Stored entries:

********************

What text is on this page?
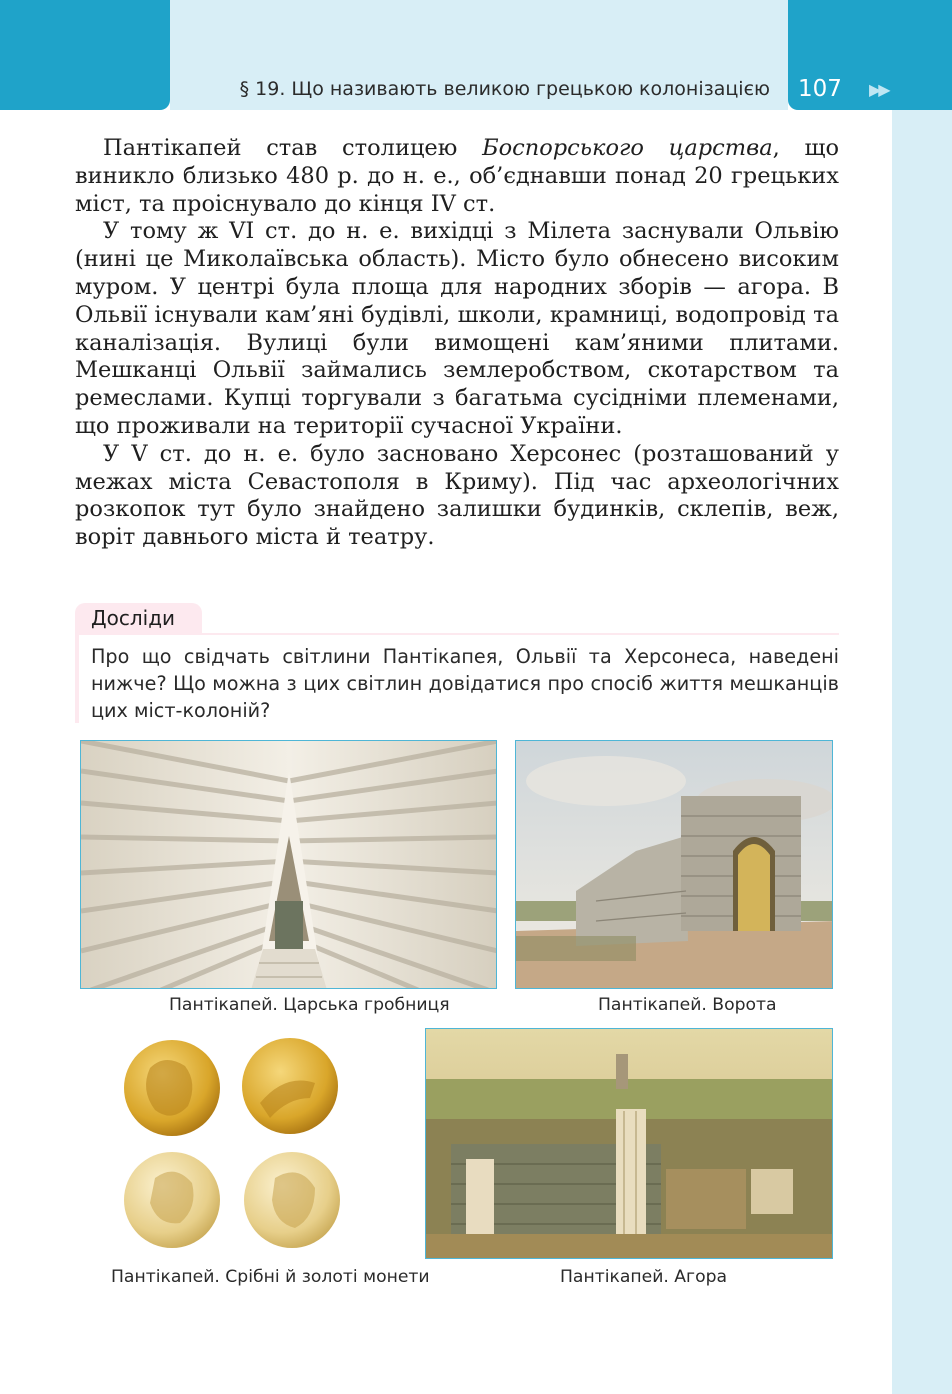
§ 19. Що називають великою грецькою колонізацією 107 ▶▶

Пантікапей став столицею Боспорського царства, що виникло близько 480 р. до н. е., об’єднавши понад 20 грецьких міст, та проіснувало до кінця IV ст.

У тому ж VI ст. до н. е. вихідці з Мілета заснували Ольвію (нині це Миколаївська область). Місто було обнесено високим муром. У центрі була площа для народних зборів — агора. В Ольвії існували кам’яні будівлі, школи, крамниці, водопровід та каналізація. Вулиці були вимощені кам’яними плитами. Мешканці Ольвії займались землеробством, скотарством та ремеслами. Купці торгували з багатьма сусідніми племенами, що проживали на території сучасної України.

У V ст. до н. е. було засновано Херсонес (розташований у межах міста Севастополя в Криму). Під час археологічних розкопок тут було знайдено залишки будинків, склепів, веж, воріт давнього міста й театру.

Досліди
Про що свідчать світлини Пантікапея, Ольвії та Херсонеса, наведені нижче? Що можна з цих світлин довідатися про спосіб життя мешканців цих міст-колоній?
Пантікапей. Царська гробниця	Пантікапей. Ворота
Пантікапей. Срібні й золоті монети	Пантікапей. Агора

********************

Problem to work on –
Print the records above exactly as they stand, but leave out the pictures.

Result –
What text is on this page?
§ 19. Що називають великою грецькою колонізацією 107 ▶▶

Пантікапей став столицею Боспорського царства, що виникло близько 480 р. до н. е., об’єднавши понад 20 грецьких міст, та проіснувало до кінця IV ст.

У тому ж VI ст. до н. е. вихідці з Мілета заснували Ольвію (нині це Миколаївська область). Місто було обнесено високим муром. У центрі була площа для народних зборів — агора. В Ольвії існували кам’яні будівлі, школи, крамниці, водопровід та каналізація. Вулиці були вимощені кам’яними плитами. Мешканці Ольвії займались землеробством, скотарством та ремеслами. Купці торгували з багатьма сусідніми племенами, що проживали на території сучасної України.

У V ст. до н. е. було засновано Херсонес (розташований у межах міста Севастополя в Криму). Під час археологічних розкопок тут було знайдено залишки будинків, склепів, веж, воріт давнього міста й театру.

Досліди
Про що свідчать світлини Пантікапея, Ольвії та Херсонеса, наведені нижче? Що можна з цих світлин довідатися про спосіб життя мешканців цих міст-колоній?
Пантікапей. Царська гробниця	Пантікапей. Ворота
Пантікапей. Срібні й золоті монети	Пантікапей. Агора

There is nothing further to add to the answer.